PROBLEM DESCRIPTION:
Extract each line of the records below that contains the word "questions".

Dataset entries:
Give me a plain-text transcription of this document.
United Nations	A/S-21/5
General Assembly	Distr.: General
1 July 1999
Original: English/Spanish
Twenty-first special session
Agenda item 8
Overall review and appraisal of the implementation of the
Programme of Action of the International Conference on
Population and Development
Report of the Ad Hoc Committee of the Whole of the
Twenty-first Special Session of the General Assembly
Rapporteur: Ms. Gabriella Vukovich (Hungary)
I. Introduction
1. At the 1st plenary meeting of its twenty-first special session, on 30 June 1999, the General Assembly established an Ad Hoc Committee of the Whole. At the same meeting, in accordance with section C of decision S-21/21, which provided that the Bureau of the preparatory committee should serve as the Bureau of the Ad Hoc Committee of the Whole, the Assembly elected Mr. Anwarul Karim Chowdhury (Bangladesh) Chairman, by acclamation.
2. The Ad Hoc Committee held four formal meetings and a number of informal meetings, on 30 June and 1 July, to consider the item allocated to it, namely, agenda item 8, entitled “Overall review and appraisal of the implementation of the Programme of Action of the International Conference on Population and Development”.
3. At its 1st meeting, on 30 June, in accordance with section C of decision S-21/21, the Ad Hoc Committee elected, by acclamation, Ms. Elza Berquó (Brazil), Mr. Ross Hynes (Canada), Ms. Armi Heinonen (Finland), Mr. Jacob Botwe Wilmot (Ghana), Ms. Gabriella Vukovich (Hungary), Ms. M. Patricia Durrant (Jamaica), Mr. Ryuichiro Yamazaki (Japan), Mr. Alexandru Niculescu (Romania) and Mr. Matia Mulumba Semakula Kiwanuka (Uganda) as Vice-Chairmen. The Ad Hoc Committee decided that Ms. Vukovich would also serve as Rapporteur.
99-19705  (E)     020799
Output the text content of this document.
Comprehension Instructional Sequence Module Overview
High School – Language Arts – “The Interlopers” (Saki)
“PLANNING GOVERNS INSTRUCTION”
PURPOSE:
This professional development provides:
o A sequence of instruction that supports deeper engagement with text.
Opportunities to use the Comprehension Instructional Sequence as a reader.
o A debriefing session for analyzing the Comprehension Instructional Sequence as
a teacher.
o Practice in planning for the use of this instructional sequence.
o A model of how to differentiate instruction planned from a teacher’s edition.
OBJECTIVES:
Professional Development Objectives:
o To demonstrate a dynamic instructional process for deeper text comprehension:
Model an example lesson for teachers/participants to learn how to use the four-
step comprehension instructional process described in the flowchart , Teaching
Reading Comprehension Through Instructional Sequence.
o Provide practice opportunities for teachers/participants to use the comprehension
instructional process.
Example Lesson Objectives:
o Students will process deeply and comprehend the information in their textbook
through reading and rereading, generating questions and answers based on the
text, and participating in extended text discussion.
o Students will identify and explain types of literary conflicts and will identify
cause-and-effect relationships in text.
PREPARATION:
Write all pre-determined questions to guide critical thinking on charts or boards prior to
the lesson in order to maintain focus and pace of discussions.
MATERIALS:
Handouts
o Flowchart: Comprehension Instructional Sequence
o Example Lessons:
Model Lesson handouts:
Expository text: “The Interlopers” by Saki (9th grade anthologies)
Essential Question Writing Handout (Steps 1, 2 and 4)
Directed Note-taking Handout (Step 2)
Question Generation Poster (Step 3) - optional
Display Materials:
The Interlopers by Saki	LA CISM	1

SOLUTION TO THE PROBLEM:
through reading and rereading, generating questions and answers based on the
Write all pre-determined questions to guide critical thinking on charts or boards prior to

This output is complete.